**WHAT YOU HAVE TO DO:** Pick out all lines with the word "Документы" from the records that follow.

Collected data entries
=-=-=-=-=

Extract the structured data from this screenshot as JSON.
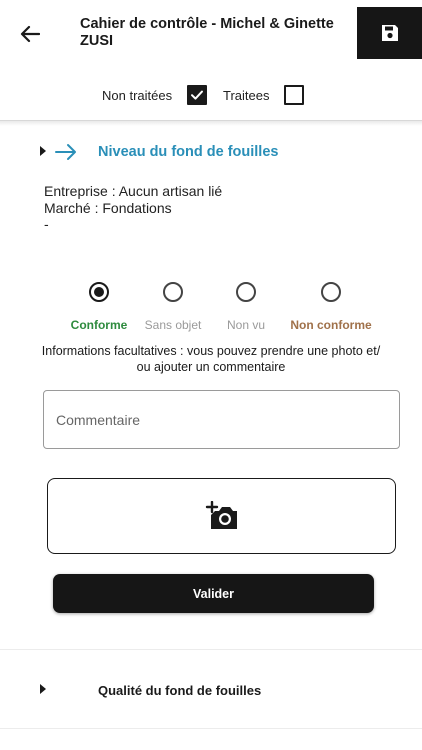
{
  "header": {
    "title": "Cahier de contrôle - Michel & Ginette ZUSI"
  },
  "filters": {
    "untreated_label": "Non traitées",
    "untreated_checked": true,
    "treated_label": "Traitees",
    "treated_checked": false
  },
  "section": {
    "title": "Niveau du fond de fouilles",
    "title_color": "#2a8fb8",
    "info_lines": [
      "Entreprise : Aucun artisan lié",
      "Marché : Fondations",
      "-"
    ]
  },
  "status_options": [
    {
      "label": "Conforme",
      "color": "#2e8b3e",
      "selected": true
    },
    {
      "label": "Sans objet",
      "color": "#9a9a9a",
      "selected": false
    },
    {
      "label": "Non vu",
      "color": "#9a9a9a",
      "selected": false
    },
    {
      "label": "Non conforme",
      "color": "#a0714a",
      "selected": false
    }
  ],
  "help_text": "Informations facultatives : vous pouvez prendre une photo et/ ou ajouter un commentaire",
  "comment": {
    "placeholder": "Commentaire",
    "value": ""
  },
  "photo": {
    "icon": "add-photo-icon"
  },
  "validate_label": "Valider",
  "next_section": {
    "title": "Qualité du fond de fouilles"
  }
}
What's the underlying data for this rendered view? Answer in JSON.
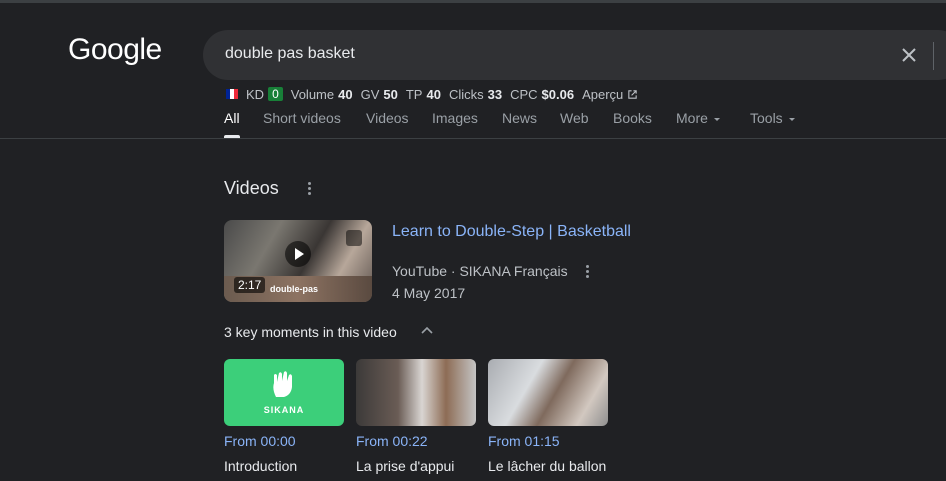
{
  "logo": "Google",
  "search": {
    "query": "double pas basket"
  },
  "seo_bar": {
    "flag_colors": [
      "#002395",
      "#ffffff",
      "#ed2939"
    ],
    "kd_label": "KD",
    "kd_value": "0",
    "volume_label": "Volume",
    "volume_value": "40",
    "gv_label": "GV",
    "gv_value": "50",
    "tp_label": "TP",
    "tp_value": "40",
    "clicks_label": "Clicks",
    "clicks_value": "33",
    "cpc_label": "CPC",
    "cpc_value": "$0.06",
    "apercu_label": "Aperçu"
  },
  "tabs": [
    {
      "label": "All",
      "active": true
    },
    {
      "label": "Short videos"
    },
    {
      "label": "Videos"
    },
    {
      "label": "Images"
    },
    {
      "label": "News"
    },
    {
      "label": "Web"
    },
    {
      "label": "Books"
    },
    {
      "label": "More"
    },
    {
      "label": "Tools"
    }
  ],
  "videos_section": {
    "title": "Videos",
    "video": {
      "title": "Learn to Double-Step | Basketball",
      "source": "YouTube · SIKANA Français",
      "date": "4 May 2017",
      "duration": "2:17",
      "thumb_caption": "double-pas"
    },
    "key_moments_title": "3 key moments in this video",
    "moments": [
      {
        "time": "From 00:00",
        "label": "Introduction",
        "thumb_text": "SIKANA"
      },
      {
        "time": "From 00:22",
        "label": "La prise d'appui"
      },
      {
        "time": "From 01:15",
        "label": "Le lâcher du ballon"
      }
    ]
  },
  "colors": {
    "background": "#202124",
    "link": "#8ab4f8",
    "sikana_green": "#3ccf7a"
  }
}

=-=-=-=-=

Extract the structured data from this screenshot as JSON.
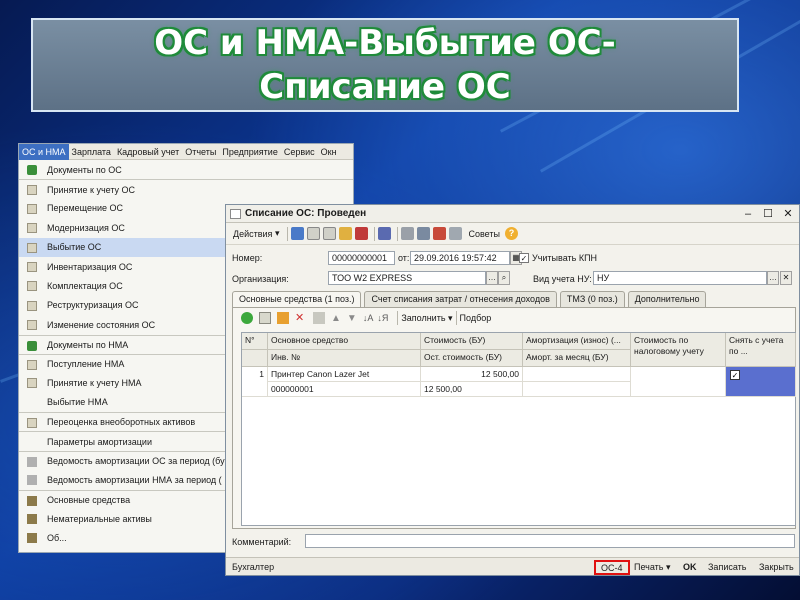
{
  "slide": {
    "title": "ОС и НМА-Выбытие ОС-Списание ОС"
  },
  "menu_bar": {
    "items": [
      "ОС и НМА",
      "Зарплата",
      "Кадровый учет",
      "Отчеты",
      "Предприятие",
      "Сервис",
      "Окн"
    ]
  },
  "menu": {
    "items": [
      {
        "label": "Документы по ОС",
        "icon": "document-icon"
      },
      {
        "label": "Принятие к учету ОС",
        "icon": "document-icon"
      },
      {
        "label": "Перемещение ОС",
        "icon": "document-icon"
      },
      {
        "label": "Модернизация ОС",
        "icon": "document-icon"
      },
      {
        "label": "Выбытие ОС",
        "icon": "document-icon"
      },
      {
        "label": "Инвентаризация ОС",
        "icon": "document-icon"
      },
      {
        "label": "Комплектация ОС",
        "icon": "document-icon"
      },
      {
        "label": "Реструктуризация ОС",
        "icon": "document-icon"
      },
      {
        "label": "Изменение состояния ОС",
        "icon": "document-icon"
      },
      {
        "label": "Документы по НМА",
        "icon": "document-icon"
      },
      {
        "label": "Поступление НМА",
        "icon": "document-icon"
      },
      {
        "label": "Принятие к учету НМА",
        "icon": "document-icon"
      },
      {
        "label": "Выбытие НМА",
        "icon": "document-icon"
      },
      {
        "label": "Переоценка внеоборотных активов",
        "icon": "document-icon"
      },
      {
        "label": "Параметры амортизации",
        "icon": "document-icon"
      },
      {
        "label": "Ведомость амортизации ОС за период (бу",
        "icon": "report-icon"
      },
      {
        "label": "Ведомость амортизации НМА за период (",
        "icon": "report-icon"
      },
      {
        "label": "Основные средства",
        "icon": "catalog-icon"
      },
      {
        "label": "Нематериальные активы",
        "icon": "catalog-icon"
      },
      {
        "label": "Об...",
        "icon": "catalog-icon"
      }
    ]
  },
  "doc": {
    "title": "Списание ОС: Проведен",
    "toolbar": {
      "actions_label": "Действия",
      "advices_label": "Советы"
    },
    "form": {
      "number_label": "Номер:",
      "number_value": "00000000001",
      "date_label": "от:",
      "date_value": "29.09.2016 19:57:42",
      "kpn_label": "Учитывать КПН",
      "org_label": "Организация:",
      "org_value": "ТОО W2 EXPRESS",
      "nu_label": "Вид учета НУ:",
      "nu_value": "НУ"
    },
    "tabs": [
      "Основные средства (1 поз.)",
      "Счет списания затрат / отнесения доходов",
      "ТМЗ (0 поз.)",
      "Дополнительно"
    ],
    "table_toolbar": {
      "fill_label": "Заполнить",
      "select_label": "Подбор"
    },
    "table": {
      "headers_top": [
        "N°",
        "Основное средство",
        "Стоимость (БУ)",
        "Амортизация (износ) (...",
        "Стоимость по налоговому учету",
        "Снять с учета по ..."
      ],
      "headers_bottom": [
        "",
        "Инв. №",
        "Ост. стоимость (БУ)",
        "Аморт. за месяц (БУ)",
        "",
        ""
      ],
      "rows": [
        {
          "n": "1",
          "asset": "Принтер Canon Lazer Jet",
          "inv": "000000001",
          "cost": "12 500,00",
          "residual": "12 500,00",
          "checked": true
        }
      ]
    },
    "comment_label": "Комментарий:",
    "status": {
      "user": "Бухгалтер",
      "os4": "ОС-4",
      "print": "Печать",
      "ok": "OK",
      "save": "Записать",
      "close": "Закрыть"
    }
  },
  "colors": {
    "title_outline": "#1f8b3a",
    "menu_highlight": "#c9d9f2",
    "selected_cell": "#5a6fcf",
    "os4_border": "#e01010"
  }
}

=-=-=-=-=

**WRITTEN ANSWER:**
        "label": "Документы по ОС",
        "label": "Документы по НМА",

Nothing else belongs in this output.